■ Data for this task
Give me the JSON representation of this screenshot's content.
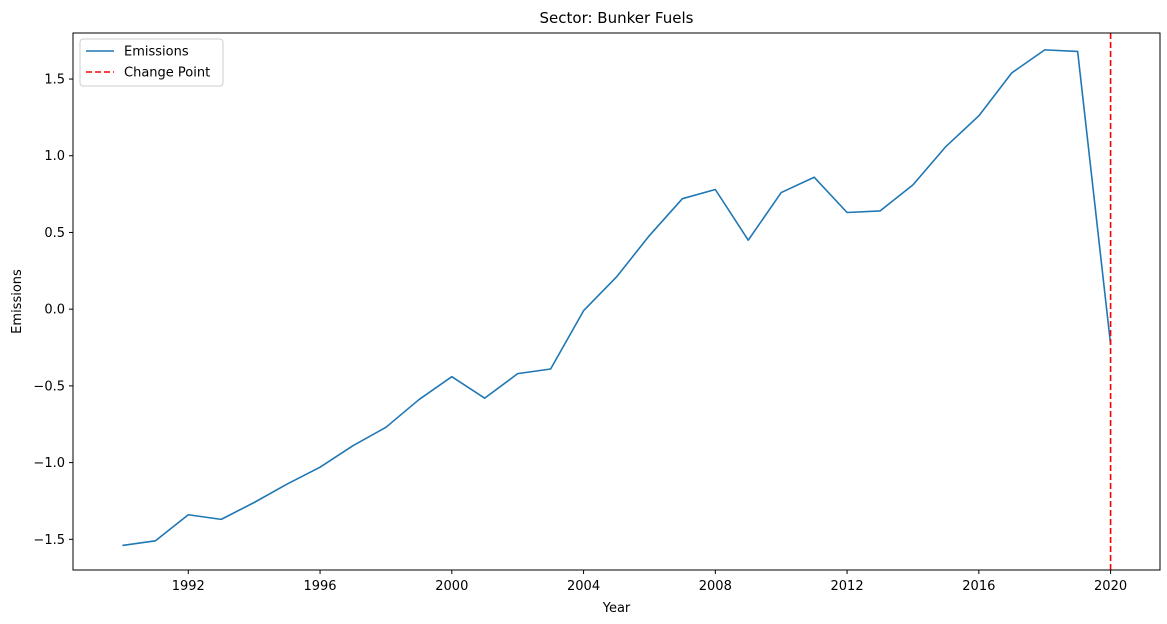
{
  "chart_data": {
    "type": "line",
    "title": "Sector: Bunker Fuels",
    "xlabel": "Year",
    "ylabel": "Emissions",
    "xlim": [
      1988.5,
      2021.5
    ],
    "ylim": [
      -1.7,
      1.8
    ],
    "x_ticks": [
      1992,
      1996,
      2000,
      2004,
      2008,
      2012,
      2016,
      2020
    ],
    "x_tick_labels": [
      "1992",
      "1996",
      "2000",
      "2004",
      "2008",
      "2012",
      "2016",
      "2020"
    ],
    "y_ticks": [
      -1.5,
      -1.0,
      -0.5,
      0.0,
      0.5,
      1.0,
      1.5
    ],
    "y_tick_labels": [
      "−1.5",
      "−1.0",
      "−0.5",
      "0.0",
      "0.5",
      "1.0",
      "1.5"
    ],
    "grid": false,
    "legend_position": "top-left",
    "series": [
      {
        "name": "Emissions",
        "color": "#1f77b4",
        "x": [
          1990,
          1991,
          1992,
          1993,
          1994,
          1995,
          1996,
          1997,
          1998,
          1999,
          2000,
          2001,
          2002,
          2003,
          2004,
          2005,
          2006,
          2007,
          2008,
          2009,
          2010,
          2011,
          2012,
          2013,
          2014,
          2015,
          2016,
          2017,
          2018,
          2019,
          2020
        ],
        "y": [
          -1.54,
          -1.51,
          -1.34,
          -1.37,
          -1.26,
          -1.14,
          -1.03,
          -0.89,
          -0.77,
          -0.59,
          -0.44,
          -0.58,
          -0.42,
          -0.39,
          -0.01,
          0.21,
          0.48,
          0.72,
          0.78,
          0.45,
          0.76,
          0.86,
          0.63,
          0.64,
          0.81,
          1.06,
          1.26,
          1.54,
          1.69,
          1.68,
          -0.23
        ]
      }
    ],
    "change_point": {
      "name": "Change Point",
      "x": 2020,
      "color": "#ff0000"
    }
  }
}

■ Aim
Using the records above, retype everything exactly except the pictures.

■ Result of this exercise
Give me the JSON representation of this screenshot's content.
{
  "chart_data": {
    "type": "line",
    "title": "Sector: Bunker Fuels",
    "xlabel": "Year",
    "ylabel": "Emissions",
    "xlim": [
      1988.5,
      2021.5
    ],
    "ylim": [
      -1.7,
      1.8
    ],
    "x_ticks": [
      1992,
      1996,
      2000,
      2004,
      2008,
      2012,
      2016,
      2020
    ],
    "x_tick_labels": [
      "1992",
      "1996",
      "2000",
      "2004",
      "2008",
      "2012",
      "2016",
      "2020"
    ],
    "y_ticks": [
      -1.5,
      -1.0,
      -0.5,
      0.0,
      0.5,
      1.0,
      1.5
    ],
    "y_tick_labels": [
      "−1.5",
      "−1.0",
      "−0.5",
      "0.0",
      "0.5",
      "1.0",
      "1.5"
    ],
    "grid": false,
    "legend_position": "top-left",
    "series": [
      {
        "name": "Emissions",
        "color": "#1f77b4",
        "x": [
          1990,
          1991,
          1992,
          1993,
          1994,
          1995,
          1996,
          1997,
          1998,
          1999,
          2000,
          2001,
          2002,
          2003,
          2004,
          2005,
          2006,
          2007,
          2008,
          2009,
          2010,
          2011,
          2012,
          2013,
          2014,
          2015,
          2016,
          2017,
          2018,
          2019,
          2020
        ],
        "y": [
          -1.54,
          -1.51,
          -1.34,
          -1.37,
          -1.26,
          -1.14,
          -1.03,
          -0.89,
          -0.77,
          -0.59,
          -0.44,
          -0.58,
          -0.42,
          -0.39,
          -0.01,
          0.21,
          0.48,
          0.72,
          0.78,
          0.45,
          0.76,
          0.86,
          0.63,
          0.64,
          0.81,
          1.06,
          1.26,
          1.54,
          1.69,
          1.68,
          -0.23
        ]
      }
    ],
    "change_point": {
      "name": "Change Point",
      "x": 2020,
      "color": "#ff0000"
    }
  }
}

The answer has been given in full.